**TASK TO CARRY OUT**
Look through the records that follow. Copy every line containing the word "this".

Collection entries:
——————————

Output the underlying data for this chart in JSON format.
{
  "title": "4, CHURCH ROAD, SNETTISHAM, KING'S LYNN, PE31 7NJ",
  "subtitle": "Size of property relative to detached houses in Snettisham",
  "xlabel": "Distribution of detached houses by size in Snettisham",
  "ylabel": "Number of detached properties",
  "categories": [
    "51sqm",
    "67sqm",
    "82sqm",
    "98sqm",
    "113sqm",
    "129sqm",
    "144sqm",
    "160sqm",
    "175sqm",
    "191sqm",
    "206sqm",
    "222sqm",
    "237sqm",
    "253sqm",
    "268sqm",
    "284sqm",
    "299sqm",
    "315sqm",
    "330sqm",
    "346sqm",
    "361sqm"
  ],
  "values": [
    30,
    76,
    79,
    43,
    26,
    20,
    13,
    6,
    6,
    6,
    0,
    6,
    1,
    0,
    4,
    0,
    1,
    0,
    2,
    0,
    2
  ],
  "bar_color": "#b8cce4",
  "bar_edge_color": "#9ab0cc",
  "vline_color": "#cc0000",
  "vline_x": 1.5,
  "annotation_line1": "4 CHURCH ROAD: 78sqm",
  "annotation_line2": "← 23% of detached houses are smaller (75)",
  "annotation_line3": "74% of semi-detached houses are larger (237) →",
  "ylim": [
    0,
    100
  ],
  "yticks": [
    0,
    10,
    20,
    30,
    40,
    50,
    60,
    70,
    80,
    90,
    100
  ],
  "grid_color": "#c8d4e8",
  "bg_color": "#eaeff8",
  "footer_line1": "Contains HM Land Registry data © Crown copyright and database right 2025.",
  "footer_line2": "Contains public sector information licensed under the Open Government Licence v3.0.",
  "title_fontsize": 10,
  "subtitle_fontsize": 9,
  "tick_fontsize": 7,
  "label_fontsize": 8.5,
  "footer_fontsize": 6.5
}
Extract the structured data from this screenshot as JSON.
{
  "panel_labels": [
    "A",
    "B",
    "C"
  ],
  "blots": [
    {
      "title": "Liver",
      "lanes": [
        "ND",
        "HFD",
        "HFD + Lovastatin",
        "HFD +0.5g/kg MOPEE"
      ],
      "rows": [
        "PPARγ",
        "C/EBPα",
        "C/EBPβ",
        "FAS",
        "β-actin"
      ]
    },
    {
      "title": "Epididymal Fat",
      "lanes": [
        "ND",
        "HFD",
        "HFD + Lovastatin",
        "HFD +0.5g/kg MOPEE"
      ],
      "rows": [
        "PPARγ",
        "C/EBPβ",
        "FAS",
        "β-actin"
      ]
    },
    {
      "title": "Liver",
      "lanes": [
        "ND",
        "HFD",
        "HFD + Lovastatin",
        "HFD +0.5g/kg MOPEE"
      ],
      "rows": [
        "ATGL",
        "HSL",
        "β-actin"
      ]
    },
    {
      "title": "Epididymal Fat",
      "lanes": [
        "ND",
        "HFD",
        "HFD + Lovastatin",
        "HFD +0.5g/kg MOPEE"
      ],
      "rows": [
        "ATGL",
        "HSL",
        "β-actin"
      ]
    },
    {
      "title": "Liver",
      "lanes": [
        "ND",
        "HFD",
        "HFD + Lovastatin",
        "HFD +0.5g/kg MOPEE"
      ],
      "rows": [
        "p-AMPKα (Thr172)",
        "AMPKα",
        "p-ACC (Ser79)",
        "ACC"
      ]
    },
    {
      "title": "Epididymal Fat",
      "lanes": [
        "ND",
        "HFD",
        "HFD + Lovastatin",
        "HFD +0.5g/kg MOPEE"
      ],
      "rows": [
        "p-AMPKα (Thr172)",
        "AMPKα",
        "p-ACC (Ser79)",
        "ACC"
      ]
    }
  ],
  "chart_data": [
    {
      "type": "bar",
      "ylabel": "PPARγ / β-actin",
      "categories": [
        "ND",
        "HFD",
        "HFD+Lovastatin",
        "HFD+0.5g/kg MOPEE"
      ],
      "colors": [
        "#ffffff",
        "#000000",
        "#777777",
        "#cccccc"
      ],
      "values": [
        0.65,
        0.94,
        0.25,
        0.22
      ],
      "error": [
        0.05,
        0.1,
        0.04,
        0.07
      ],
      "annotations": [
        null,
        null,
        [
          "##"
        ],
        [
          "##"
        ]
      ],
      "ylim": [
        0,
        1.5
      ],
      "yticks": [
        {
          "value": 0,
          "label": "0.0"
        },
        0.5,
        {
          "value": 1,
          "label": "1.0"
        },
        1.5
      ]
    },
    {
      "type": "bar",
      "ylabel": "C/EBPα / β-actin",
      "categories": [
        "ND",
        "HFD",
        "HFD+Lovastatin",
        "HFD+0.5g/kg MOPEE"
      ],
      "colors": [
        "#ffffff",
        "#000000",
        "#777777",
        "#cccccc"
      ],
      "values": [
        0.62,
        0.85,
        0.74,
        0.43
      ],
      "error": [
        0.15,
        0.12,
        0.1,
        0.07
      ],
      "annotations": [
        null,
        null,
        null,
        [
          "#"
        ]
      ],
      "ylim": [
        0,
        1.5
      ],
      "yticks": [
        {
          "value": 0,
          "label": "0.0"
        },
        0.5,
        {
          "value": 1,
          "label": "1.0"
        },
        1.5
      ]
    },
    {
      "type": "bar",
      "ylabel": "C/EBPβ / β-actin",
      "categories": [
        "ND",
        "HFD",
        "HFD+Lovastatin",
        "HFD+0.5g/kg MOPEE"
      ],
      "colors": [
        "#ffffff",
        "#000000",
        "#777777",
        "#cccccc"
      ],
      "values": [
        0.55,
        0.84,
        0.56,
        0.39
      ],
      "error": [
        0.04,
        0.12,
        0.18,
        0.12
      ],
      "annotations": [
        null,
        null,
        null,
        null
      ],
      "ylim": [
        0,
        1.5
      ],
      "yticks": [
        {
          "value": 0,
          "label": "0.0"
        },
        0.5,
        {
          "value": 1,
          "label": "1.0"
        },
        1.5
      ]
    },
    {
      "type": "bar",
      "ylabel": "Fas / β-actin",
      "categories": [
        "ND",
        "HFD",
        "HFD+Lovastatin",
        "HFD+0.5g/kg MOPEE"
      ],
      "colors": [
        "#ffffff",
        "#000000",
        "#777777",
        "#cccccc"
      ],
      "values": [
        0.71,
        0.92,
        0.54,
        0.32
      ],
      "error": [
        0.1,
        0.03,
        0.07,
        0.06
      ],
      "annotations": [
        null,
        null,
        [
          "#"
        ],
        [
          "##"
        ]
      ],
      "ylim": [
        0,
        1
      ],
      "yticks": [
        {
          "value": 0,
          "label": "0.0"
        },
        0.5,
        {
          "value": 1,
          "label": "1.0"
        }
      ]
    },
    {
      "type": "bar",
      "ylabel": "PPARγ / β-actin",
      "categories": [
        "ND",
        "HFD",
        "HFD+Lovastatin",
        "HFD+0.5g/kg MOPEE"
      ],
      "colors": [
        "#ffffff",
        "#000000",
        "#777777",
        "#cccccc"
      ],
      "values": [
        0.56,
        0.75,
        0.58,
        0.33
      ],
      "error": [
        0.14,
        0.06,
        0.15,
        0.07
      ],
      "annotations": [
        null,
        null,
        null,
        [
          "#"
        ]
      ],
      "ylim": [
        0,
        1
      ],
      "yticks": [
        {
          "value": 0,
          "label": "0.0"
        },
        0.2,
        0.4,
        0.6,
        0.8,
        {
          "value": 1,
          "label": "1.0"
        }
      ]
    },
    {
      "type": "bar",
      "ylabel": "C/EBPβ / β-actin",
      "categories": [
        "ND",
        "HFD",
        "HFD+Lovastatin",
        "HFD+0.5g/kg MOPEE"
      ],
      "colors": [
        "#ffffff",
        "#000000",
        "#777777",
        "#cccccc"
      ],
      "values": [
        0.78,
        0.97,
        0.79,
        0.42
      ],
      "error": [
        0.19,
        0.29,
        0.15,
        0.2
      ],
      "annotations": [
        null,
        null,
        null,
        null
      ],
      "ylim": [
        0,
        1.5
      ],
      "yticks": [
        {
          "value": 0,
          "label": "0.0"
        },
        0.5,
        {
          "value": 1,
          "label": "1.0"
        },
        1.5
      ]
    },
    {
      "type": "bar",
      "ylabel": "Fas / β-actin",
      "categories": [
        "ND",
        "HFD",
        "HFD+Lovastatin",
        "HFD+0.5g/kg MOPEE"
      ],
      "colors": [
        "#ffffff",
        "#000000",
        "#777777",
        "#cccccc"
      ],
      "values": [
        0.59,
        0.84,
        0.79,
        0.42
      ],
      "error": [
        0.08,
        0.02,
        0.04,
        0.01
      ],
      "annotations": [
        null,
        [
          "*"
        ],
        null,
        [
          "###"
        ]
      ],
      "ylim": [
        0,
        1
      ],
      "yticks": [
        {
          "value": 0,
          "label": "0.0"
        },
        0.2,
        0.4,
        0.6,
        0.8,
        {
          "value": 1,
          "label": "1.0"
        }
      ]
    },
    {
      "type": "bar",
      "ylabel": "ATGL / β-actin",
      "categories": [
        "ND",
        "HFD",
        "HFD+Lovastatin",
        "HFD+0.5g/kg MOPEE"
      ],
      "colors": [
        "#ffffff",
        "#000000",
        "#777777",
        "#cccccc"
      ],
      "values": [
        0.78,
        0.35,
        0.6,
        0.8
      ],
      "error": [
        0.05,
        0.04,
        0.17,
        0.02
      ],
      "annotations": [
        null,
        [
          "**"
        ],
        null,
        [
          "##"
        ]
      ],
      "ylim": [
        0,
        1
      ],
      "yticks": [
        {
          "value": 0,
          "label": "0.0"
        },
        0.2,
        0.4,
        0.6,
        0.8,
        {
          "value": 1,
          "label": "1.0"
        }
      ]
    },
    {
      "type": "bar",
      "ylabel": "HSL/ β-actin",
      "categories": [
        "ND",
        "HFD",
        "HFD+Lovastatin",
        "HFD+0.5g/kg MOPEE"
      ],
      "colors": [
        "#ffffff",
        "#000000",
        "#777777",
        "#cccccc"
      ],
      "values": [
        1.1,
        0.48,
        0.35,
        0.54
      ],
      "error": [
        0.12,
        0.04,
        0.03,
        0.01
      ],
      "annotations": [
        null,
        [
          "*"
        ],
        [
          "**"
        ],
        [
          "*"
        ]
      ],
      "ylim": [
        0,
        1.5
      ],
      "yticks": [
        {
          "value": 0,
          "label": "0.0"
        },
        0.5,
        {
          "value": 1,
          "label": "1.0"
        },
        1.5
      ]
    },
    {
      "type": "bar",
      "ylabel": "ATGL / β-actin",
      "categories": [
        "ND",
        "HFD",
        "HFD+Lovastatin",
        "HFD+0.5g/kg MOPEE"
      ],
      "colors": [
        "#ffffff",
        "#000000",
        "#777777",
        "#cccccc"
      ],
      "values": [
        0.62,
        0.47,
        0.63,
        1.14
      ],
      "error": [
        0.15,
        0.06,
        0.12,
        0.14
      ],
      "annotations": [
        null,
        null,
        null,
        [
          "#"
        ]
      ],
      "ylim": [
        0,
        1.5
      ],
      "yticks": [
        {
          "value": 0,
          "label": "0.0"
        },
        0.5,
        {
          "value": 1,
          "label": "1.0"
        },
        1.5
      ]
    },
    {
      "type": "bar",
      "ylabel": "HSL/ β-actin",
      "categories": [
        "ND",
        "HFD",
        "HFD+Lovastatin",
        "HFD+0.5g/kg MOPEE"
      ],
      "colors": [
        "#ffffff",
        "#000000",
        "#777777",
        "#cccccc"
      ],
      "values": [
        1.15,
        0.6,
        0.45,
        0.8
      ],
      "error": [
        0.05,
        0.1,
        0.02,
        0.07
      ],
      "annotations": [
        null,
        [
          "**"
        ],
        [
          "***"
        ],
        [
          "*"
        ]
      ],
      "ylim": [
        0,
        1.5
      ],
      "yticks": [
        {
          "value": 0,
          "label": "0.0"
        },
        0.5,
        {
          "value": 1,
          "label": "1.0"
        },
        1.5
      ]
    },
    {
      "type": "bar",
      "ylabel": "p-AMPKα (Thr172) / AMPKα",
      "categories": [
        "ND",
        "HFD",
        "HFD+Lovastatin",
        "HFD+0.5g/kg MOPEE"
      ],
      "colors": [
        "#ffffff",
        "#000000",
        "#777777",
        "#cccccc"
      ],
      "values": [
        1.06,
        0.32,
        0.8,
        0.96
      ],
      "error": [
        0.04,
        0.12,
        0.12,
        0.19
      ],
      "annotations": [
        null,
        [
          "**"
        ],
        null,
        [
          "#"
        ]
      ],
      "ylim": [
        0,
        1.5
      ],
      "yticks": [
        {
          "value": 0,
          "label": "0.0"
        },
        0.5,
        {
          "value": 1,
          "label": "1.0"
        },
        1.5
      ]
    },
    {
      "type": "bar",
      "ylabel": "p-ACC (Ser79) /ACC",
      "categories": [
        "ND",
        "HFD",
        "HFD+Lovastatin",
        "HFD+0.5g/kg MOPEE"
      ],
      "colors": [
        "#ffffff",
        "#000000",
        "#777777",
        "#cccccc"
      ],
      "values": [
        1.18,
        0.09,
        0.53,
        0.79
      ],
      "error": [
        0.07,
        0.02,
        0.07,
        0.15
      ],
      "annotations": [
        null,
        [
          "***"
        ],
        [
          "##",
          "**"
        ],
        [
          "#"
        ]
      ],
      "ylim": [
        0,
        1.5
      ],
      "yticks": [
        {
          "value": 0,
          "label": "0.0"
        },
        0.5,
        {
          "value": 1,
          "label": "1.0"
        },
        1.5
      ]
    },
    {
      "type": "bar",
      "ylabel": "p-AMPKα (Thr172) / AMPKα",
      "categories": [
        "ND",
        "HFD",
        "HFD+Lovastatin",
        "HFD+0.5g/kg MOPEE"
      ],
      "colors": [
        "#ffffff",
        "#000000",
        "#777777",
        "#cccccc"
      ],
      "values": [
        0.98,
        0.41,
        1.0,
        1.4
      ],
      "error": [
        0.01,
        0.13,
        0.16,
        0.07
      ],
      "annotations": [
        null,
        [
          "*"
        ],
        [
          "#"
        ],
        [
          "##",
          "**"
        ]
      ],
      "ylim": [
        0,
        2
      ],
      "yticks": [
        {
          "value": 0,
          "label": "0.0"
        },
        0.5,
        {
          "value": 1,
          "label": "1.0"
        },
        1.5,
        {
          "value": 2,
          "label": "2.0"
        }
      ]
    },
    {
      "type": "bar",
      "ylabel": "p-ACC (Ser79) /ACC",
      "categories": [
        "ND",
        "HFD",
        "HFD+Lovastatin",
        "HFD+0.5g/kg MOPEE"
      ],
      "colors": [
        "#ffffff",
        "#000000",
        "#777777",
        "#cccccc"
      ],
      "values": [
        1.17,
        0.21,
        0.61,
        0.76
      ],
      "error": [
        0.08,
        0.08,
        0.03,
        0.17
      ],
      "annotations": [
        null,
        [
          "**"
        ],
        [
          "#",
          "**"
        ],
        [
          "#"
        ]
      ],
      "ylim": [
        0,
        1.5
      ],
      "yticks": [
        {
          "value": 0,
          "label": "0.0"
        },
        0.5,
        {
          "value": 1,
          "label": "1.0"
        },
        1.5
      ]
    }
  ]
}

——————————

**FINAL RESULT**
Output the underlying data for this chart in JSON format.
Extract the structured data from this screenshot as JSON.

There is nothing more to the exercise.